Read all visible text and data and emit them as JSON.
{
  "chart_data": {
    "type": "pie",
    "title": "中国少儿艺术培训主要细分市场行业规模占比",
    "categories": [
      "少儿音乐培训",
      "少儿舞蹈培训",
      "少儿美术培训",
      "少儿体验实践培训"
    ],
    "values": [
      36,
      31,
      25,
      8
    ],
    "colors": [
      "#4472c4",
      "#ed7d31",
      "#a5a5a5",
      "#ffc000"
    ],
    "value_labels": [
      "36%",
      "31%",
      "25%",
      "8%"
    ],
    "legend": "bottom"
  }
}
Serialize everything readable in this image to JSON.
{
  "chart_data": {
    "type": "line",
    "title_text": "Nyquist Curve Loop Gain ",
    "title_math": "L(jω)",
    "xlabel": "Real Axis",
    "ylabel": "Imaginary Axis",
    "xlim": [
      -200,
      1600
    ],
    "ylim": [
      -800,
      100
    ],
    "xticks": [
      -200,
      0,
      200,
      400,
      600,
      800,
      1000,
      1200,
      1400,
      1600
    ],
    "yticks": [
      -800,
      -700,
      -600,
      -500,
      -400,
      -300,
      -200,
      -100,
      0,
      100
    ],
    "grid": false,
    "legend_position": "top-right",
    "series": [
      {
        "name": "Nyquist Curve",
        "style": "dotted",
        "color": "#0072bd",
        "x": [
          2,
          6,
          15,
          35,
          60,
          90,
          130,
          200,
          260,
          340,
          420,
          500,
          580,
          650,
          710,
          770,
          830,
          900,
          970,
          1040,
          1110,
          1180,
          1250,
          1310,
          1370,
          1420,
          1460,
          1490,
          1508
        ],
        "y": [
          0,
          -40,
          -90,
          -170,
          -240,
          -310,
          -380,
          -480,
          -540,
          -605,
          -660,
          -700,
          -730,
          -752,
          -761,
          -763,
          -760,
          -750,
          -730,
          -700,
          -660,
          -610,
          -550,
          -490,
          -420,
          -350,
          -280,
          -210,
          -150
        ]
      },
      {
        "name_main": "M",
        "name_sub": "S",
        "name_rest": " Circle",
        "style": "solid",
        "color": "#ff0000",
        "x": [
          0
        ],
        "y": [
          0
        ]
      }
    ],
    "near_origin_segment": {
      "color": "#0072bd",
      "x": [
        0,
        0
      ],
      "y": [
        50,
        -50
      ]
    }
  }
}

________

Stated problem.
Write out every entry exactly as given.

Worked solution.
Read all visible text and data and emit them as JSON.
{
  "chart_data": {
    "type": "pie",
    "title": "中国少儿艺术培训主要细分市场行业规模占比",
    "categories": [
      "少儿音乐培训",
      "少儿舞蹈培训",
      "少儿美术培训",
      "少儿体验实践培训"
    ],
    "values": [
      36,
      31,
      25,
      8
    ],
    "colors": [
      "#4472c4",
      "#ed7d31",
      "#a5a5a5",
      "#ffc000"
    ],
    "value_labels": [
      "36%",
      "31%",
      "25%",
      "8%"
    ],
    "legend": "bottom"
  }
}
Serialize everything readable in this image to JSON.
{
  "chart_data": {
    "type": "line",
    "title_text": "Nyquist Curve Loop Gain ",
    "title_math": "L(jω)",
    "xlabel": "Real Axis",
    "ylabel": "Imaginary Axis",
    "xlim": [
      -200,
      1600
    ],
    "ylim": [
      -800,
      100
    ],
    "xticks": [
      -200,
      0,
      200,
      400,
      600,
      800,
      1000,
      1200,
      1400,
      1600
    ],
    "yticks": [
      -800,
      -700,
      -600,
      -500,
      -400,
      -300,
      -200,
      -100,
      0,
      100
    ],
    "grid": false,
    "legend_position": "top-right",
    "series": [
      {
        "name": "Nyquist Curve",
        "style": "dotted",
        "color": "#0072bd",
        "x": [
          2,
          6,
          15,
          35,
          60,
          90,
          130,
          200,
          260,
          340,
          420,
          500,
          580,
          650,
          710,
          770,
          830,
          900,
          970,
          1040,
          1110,
          1180,
          1250,
          1310,
          1370,
          1420,
          1460,
          1490,
          1508
        ],
        "y": [
          0,
          -40,
          -90,
          -170,
          -240,
          -310,
          -380,
          -480,
          -540,
          -605,
          -660,
          -700,
          -730,
          -752,
          -761,
          -763,
          -760,
          -750,
          -730,
          -700,
          -660,
          -610,
          -550,
          -490,
          -420,
          -350,
          -280,
          -210,
          -150
        ]
      },
      {
        "name_main": "M",
        "name_sub": "S",
        "name_rest": " Circle",
        "style": "solid",
        "color": "#ff0000",
        "x": [
          0
        ],
        "y": [
          0
        ]
      }
    ],
    "near_origin_segment": {
      "color": "#0072bd",
      "x": [
        0,
        0
      ],
      "y": [
        50,
        -50
      ]
    }
  }
}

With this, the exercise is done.